▶ [Stated problem]: Reproduce every line of the material below, but drop the pictures.

[Extracted records]

========================================================================

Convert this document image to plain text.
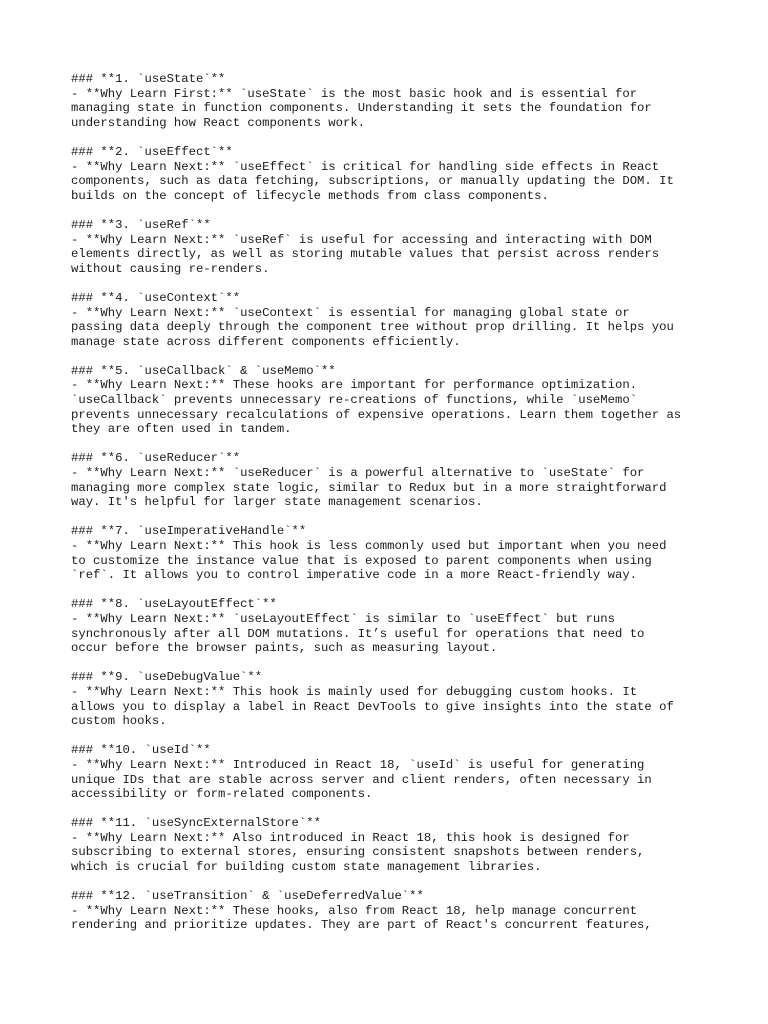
### **1. `useState`**
- **Why Learn First:** `useState` is the most basic hook and is essential for
managing state in function components. Understanding it sets the foundation for
understanding how React components work.
### **2. `useEffect`**
- **Why Learn Next:** `useEffect` is critical for handling side effects in React
components, such as data fetching, subscriptions, or manually updating the DOM. It
builds on the concept of lifecycle methods from class components.
### **3. `useRef`**
- **Why Learn Next:** `useRef` is useful for accessing and interacting with DOM
elements directly, as well as storing mutable values that persist across renders
without causing re-renders.
### **4. `useContext`**
- **Why Learn Next:** `useContext` is essential for managing global state or
passing data deeply through the component tree without prop drilling. It helps you
manage state across different components efficiently.
### **5. `useCallback` & `useMemo`**
- **Why Learn Next:** These hooks are important for performance optimization.
`useCallback` prevents unnecessary re-creations of functions, while `useMemo`
prevents unnecessary recalculations of expensive operations. Learn them together as
they are often used in tandem.
### **6. `useReducer`**
- **Why Learn Next:** `useReducer` is a powerful alternative to `useState` for
managing more complex state logic, similar to Redux but in a more straightforward
way. It's helpful for larger state management scenarios.
### **7. `useImperativeHandle`**
- **Why Learn Next:** This hook is less commonly used but important when you need
to customize the instance value that is exposed to parent components when using
`ref`. It allows you to control imperative code in a more React-friendly way.
### **8. `useLayoutEffect`**
- **Why Learn Next:** `useLayoutEffect` is similar to `useEffect` but runs
synchronously after all DOM mutations. It’s useful for operations that need to
occur before the browser paints, such as measuring layout.
### **9. `useDebugValue`**
- **Why Learn Next:** This hook is mainly used for debugging custom hooks. It
allows you to display a label in React DevTools to give insights into the state of
custom hooks.
### **10. `useId`**
- **Why Learn Next:** Introduced in React 18, `useId` is useful for generating
unique IDs that are stable across server and client renders, often necessary in
accessibility or form-related components.
### **11. `useSyncExternalStore`**
- **Why Learn Next:** Also introduced in React 18, this hook is designed for
subscribing to external stores, ensuring consistent snapshots between renders,
which is crucial for building custom state management libraries.
### **12. `useTransition` & `useDeferredValue`**
- **Why Learn Next:** These hooks, also from React 18, help manage concurrent
rendering and prioritize updates. They are part of React's concurrent features,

========================================================================

▶ [Result below]:
Convert this document image to plain text.
### **1. `useState`**
- **Why Learn First:** `useState` is the most basic hook and is essential for
managing state in function components. Understanding it sets the foundation for
understanding how React components work.
### **2. `useEffect`**
- **Why Learn Next:** `useEffect` is critical for handling side effects in React
components, such as data fetching, subscriptions, or manually updating the DOM. It
builds on the concept of lifecycle methods from class components.
### **3. `useRef`**
- **Why Learn Next:** `useRef` is useful for accessing and interacting with DOM
elements directly, as well as storing mutable values that persist across renders
without causing re-renders.
### **4. `useContext`**
- **Why Learn Next:** `useContext` is essential for managing global state or
passing data deeply through the component tree without prop drilling. It helps you
manage state across different components efficiently.
### **5. `useCallback` & `useMemo`**
- **Why Learn Next:** These hooks are important for performance optimization.
`useCallback` prevents unnecessary re-creations of functions, while `useMemo`
prevents unnecessary recalculations of expensive operations. Learn them together as
they are often used in tandem.
### **6. `useReducer`**
- **Why Learn Next:** `useReducer` is a powerful alternative to `useState` for
managing more complex state logic, similar to Redux but in a more straightforward
way. It's helpful for larger state management scenarios.
### **7. `useImperativeHandle`**
- **Why Learn Next:** This hook is less commonly used but important when you need
to customize the instance value that is exposed to parent components when using
`ref`. It allows you to control imperative code in a more React-friendly way.
### **8. `useLayoutEffect`**
- **Why Learn Next:** `useLayoutEffect` is similar to `useEffect` but runs
synchronously after all DOM mutations. It’s useful for operations that need to
occur before the browser paints, such as measuring layout.
### **9. `useDebugValue`**
- **Why Learn Next:** This hook is mainly used for debugging custom hooks. It
allows you to display a label in React DevTools to give insights into the state of
custom hooks.
### **10. `useId`**
- **Why Learn Next:** Introduced in React 18, `useId` is useful for generating
unique IDs that are stable across server and client renders, often necessary in
accessibility or form-related components.
### **11. `useSyncExternalStore`**
- **Why Learn Next:** Also introduced in React 18, this hook is designed for
subscribing to external stores, ensuring consistent snapshots between renders,
which is crucial for building custom state management libraries.
### **12. `useTransition` & `useDeferredValue`**
- **Why Learn Next:** These hooks, also from React 18, help manage concurrent
rendering and prioritize updates. They are part of React's concurrent features,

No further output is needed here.